[Dataset entries]
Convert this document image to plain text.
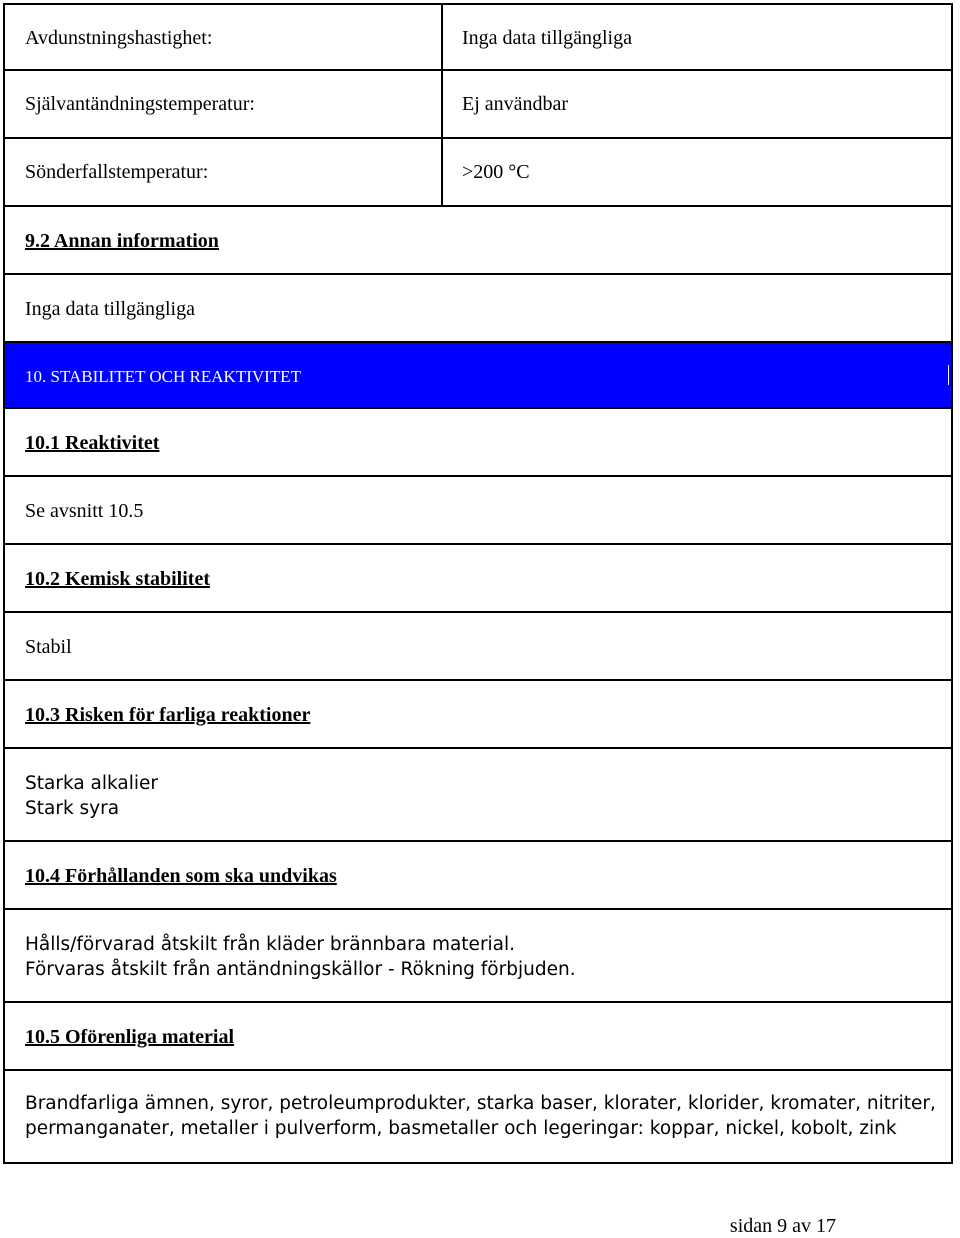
Avdunstningshastighet:	Inga data tillgängliga
Självantändningstemperatur:	Ej användbar
Sönderfallstemperatur:	>200 °C
9.2 Annan information
Inga data tillgängliga
10. STABILITET OCH REAKTIVITET
10.1 Reaktivitet
Se avsnitt 10.5
10.2 Kemisk stabilitet
Stabil
10.3 Risken för farliga reaktioner
Starka alkalier
Stark syra
10.4 Förhållanden som ska undvikas
Hålls/förvarad åtskilt från kläder brännbara material.
Förvaras åtskilt från antändningskällor - Rökning förbjuden.
10.5 Oförenliga material
Brandfarliga ämnen, syror, petroleumprodukter, starka baser, klorater, klorider, kromater, nitriter,
permanganater, metaller i pulverform, basmetaller och legeringar: koppar, nickel, kobolt, zink
sidan 9 av 17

▸ Task to complete: Work out the number of lines above that include the string "åtskilt" and write only that number.

▸ Result of this exercise: 2